Figure dataset records:
- - -

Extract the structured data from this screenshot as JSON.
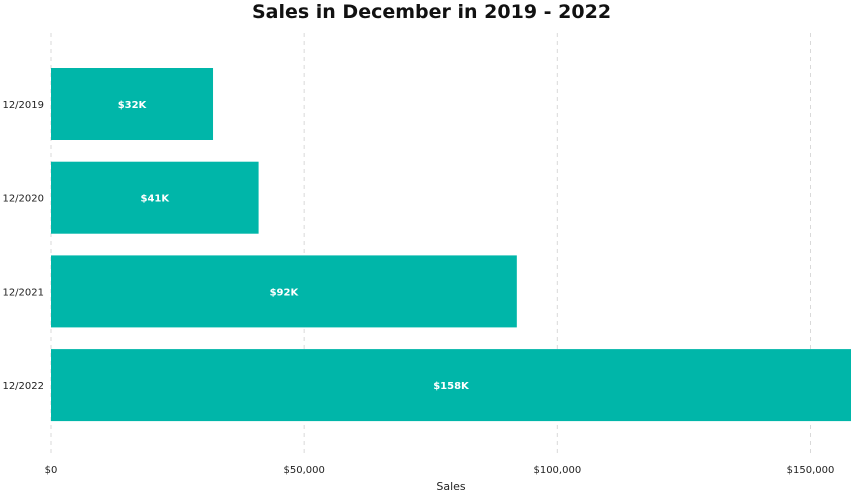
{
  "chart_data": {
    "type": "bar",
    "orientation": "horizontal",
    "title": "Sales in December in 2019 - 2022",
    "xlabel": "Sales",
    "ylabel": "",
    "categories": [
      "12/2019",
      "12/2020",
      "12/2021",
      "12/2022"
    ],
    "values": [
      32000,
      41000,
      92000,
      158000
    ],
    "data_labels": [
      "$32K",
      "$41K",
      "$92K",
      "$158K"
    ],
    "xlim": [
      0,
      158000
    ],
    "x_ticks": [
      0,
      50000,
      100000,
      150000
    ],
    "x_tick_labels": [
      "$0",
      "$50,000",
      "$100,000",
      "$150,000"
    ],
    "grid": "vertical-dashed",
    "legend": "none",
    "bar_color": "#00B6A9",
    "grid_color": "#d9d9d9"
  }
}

- - -

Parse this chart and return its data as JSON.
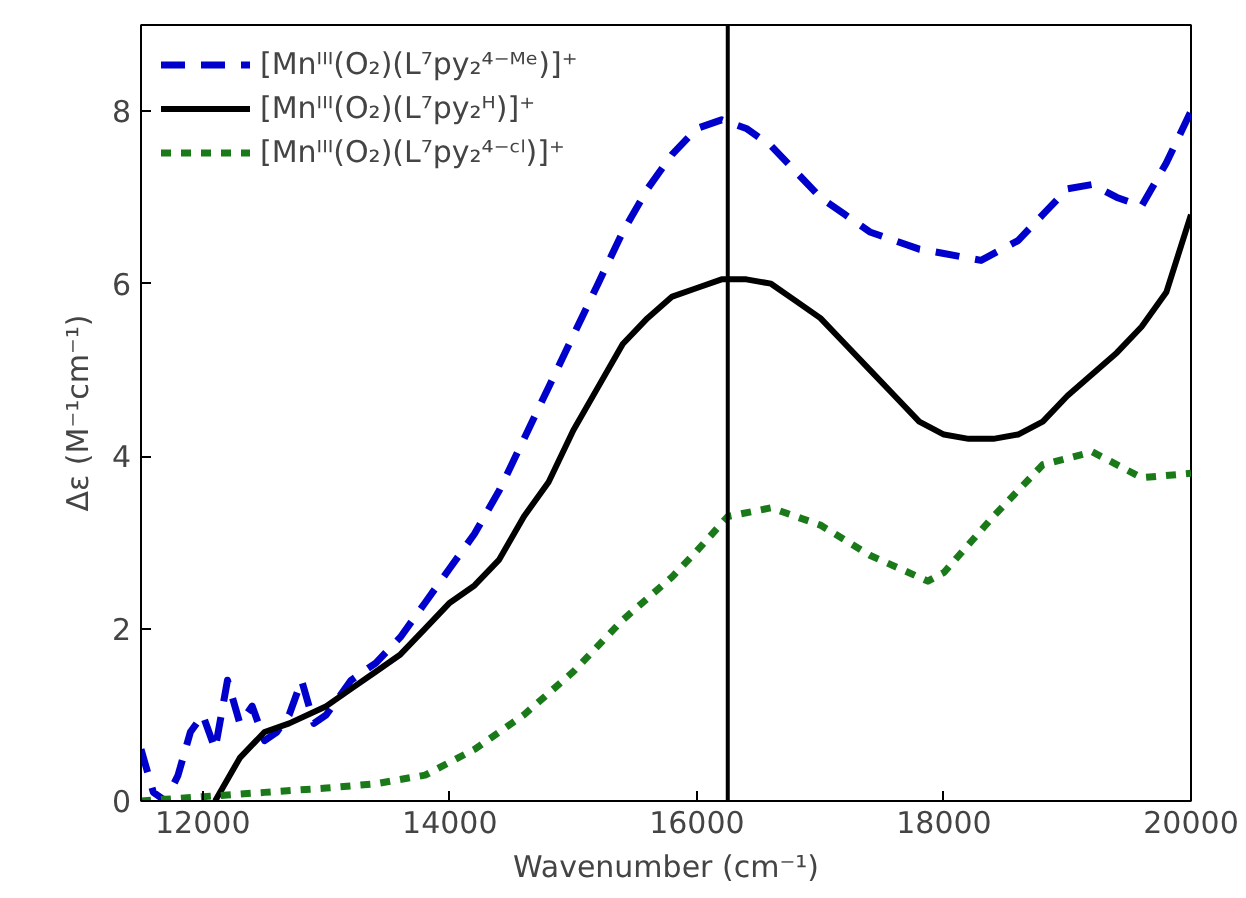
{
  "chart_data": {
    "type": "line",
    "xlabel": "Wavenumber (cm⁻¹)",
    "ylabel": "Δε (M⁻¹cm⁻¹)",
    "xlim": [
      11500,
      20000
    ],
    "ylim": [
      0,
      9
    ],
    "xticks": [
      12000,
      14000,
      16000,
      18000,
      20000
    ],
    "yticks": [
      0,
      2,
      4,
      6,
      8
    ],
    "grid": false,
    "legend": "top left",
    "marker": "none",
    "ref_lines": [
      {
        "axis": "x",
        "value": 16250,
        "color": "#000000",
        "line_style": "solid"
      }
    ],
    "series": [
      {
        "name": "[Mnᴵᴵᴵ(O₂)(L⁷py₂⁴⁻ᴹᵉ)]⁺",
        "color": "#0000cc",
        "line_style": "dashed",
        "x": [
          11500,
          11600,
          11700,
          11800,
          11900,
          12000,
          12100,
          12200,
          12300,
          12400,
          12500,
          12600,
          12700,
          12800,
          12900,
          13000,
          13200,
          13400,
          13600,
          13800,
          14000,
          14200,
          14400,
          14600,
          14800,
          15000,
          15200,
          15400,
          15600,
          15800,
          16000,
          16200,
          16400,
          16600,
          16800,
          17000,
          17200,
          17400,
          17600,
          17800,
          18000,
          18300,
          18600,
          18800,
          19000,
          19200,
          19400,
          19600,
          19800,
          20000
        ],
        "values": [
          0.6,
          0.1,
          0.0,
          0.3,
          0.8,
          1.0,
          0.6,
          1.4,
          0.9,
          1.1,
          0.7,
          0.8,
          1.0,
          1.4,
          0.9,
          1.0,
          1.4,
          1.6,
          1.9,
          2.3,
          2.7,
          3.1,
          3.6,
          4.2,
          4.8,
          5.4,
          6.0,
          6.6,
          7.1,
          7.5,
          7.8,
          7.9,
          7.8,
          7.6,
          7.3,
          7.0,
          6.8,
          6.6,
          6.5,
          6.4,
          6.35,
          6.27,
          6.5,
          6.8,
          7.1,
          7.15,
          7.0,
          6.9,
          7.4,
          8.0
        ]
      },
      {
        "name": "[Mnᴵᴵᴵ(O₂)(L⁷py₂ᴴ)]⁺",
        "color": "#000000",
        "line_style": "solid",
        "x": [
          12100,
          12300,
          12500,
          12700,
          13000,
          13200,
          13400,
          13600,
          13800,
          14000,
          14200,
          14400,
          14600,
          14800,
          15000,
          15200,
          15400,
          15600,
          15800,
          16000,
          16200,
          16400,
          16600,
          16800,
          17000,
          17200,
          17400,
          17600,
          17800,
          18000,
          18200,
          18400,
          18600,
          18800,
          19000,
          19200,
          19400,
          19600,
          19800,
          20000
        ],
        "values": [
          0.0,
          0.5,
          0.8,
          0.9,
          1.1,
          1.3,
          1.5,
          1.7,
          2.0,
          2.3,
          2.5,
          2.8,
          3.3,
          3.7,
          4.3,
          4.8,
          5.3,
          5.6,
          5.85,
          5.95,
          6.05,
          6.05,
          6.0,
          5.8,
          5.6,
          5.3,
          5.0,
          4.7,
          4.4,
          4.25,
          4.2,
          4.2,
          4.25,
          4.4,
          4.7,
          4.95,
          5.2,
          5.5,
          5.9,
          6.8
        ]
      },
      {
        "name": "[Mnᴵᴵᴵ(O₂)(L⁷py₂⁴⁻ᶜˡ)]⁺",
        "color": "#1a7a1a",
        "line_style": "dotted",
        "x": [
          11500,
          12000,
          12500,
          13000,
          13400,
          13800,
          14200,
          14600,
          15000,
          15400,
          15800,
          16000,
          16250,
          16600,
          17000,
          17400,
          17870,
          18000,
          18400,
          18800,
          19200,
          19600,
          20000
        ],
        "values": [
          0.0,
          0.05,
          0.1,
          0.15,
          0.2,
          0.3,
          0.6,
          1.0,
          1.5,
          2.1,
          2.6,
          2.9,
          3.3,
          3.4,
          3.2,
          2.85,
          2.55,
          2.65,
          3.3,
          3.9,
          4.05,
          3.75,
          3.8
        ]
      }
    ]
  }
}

- - -

**Exercise:**
Count each line where the string "name" occurs, and write only the number.

**Result of the task:**
3